Data items:
□ □ □ □ □

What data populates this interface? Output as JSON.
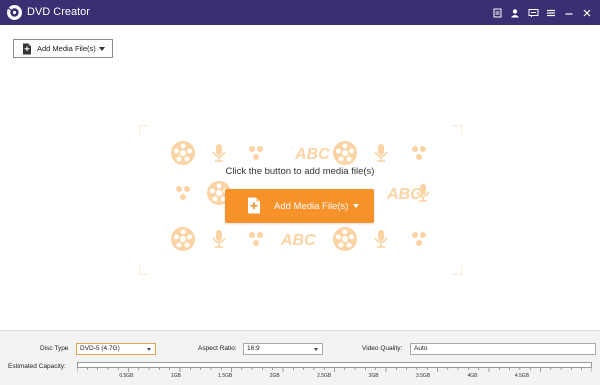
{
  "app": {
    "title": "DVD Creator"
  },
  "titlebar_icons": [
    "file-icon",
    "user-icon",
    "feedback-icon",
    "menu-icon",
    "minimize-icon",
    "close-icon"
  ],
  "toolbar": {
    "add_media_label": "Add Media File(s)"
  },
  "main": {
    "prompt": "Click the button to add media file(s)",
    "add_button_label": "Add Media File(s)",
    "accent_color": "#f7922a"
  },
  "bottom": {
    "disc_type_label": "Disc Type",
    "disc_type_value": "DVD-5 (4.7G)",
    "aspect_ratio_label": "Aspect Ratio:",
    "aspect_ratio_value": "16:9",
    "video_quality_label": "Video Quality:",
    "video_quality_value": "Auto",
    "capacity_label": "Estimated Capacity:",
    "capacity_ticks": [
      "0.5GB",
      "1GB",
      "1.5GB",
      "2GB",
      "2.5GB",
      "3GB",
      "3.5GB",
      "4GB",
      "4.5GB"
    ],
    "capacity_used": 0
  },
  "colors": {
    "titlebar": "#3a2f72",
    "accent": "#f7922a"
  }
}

□ □ □ □ □

OBJECTIVE: Each line of the material must be retyped exactly, except that images are omitted.

ANSWER:
What data populates this interface? Output as JSON.
{
  "app": {
    "title": "DVD Creator"
  },
  "titlebar_icons": [
    "file-icon",
    "user-icon",
    "feedback-icon",
    "menu-icon",
    "minimize-icon",
    "close-icon"
  ],
  "toolbar": {
    "add_media_label": "Add Media File(s)"
  },
  "main": {
    "prompt": "Click the button to add media file(s)",
    "add_button_label": "Add Media File(s)",
    "accent_color": "#f7922a"
  },
  "bottom": {
    "disc_type_label": "Disc Type",
    "disc_type_value": "DVD-5 (4.7G)",
    "aspect_ratio_label": "Aspect Ratio:",
    "aspect_ratio_value": "16:9",
    "video_quality_label": "Video Quality:",
    "video_quality_value": "Auto",
    "capacity_label": "Estimated Capacity:",
    "capacity_ticks": [
      "0.5GB",
      "1GB",
      "1.5GB",
      "2GB",
      "2.5GB",
      "3GB",
      "3.5GB",
      "4GB",
      "4.5GB"
    ],
    "capacity_used": 0
  },
  "colors": {
    "titlebar": "#3a2f72",
    "accent": "#f7922a"
  }
}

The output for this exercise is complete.